═════ SOURCE EXCERPT ═════

Tech Insider

Michael Sayman
Michael Sayman
  • Michael Sayman taught himself to code at 13 after his family was evicted during the recession.
  • The former Meta executive says AI is shrinking the gap between one builder and a full team.
  • Sayman left Meta's Superintelligence Labs for Whop, betting this is another App Store moment.

This as-told-to essay is based on a conversation with Michael Sayman, 29, a former Meta product executive who left the company's Superintelligence Labs to become President of Product Ecosystems at Whop, a New York-based creator commerce startup. Sayman, who joined Facebook at 17 as its youngest-ever software engineer, is also the author of "App Kid," a memoir about growing up as the child of Peruvian and Bolivian immigrants. The following has been edited for length and clarity.

People think of Silicon Valley as a place you go to because you dreamed of it. That's not my story.

After the 2008 recession, my parents and I got evicted. That forced me, at 13, to figure out how to make money online. I taught myself to code from YouTube tutorials. I built a word game called 4 Snaps. It hit number one on the App Store and made enough money to help keep my family afloat. The possibility of being able to do that, to build something from nothing and monetize it as a kid with no connections and no resources, that's what eventually put me on the path to Facebook.

Zuckerberg flew me out to Facebook's headquarters in Menlo Park when I was 17 for a one-on-one meeting on campus. He wanted to learn how I'd built my top-charting social apps in high school. That was our first meeting, and he ended up offering me a job. I became what I think was Facebook's youngest software engineer at the time. People would get me bottles of wine as a joke because I was underage. It felt more like a playground than a company.

The first thing anyone did at Facebook was boot camp. You pick a team, and you get to work. But I didn't do that. I had a slide deck with my read on where the product was headed and what I thought the company should be building. I presented it to my boot camp mentor. He brought in his manager. His manager brought in his manager. Eventually, I was in a room with Chris Cox (Meta's chief product officer), Kang-Xing Jin (Meta's former head of health), and Julie Zhuo (Meta's former vice president of product design), among others.

They greenlit me to start a new team, focused on the emergent, ephemeral nature of sharing that was coming up from apps like Snapchat and Musical.ly. Within a few months of joining, I had monthly product reviews with Zuckerberg.

Had I been older, I don't think I would've just taken it upon myself to do any of that. I was an engineer who was supposed to pick a team and shut up. I just didn't know that yet.

Those first four years were incredibly formative. But what I learned, more than anything, was my reference point: how different or similar Facebook was to everywhere else. That only became clear later, when I went to Google, then left to found my own startup, SocialAI, and eventually returned to Meta.

When Meta brought my SocialAI team on board in late 2024, and I joined Superintelligence Labs, the company I came back to was not the one I had left. It's so much larger now, and because of that, the smallest changes have the biggest impacts at a scale that is genuinely hard for people to grasp. Watching the AI race from inside Meta, I kept thinking: this is almost like the company is seeing its younger self in the rearview mirror. All these AI startups are operating with the energy and speed that early Facebook had, while Meta itself can no longer operate that way.

There's also a key difference. What Facebook was building in those early years was a competition of network effects. You were building a moat. Right now in AI, there is no clear moat. Every couple of months, there's a different company in the lead.

═════ DATASET EXTRACT ═════

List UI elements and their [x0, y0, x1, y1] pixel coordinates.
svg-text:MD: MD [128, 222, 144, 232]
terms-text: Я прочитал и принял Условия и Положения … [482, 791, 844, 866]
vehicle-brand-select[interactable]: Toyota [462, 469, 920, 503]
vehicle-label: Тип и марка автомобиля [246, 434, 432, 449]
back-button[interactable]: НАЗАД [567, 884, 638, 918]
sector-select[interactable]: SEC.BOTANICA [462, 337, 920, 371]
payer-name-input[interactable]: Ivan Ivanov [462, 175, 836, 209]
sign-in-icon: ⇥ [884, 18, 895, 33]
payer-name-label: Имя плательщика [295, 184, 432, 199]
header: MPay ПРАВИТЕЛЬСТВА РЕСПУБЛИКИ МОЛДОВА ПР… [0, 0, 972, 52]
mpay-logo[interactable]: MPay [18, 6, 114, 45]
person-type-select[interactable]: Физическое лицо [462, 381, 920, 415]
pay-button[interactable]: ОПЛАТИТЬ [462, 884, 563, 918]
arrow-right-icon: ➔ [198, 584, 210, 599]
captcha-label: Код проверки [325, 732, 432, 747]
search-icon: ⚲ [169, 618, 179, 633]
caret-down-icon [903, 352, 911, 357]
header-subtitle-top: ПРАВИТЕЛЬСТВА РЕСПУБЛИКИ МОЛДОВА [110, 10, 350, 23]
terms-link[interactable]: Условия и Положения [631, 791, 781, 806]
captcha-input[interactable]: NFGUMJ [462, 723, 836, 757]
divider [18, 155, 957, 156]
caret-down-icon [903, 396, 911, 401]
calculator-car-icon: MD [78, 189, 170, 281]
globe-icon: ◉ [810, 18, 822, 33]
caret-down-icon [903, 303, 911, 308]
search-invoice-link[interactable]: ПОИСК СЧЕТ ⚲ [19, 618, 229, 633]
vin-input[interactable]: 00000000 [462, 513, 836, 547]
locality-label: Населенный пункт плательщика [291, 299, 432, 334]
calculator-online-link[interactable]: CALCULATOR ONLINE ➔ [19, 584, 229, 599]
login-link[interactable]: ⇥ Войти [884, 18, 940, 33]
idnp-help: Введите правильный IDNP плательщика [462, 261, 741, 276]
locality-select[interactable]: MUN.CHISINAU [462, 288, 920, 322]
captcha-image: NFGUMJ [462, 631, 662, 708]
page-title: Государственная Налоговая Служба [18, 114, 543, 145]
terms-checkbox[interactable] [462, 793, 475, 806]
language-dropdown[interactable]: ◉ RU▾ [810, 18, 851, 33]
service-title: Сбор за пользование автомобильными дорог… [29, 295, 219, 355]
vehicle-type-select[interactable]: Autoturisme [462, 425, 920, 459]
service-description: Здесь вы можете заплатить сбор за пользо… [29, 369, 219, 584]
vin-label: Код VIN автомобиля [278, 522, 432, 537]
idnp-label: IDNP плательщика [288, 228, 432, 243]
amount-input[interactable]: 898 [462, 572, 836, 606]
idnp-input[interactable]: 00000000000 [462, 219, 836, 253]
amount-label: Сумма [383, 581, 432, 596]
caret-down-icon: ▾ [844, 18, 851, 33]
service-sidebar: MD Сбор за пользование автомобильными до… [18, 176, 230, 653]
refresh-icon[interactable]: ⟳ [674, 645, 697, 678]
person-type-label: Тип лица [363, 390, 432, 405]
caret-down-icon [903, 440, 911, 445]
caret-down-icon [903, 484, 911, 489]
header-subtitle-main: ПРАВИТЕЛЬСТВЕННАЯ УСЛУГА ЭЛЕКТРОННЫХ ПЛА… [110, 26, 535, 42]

═════

§ EXERCISE TASKS:
**A.** According to the Sayman essay, what was the name of the word game he built after teaching himself to code?
**B.** Copy the Sayman essay word for word, from "This as-told-to essay" up to and including "not my story.".

§ ANSWERS BELOW:
**A.** 4 Snaps

**B.**
This as-told-to essay is based on a conversation with Michael Sayman, 29, a former Meta product executive who left the company's Superintelligence Labs to become President of Product Ecosystems at Whop, a New York-based creator commerce startup. Sayman, who joined Facebook at 17 as its youngest-ever software engineer, is also the author of "App Kid," a memoir about growing up as the child of Peruvian and Bolivian immigrants. The following has been edited for length and clarity.

People think of Silicon Valley as a place you go to because you dreamed of it. That's not my story.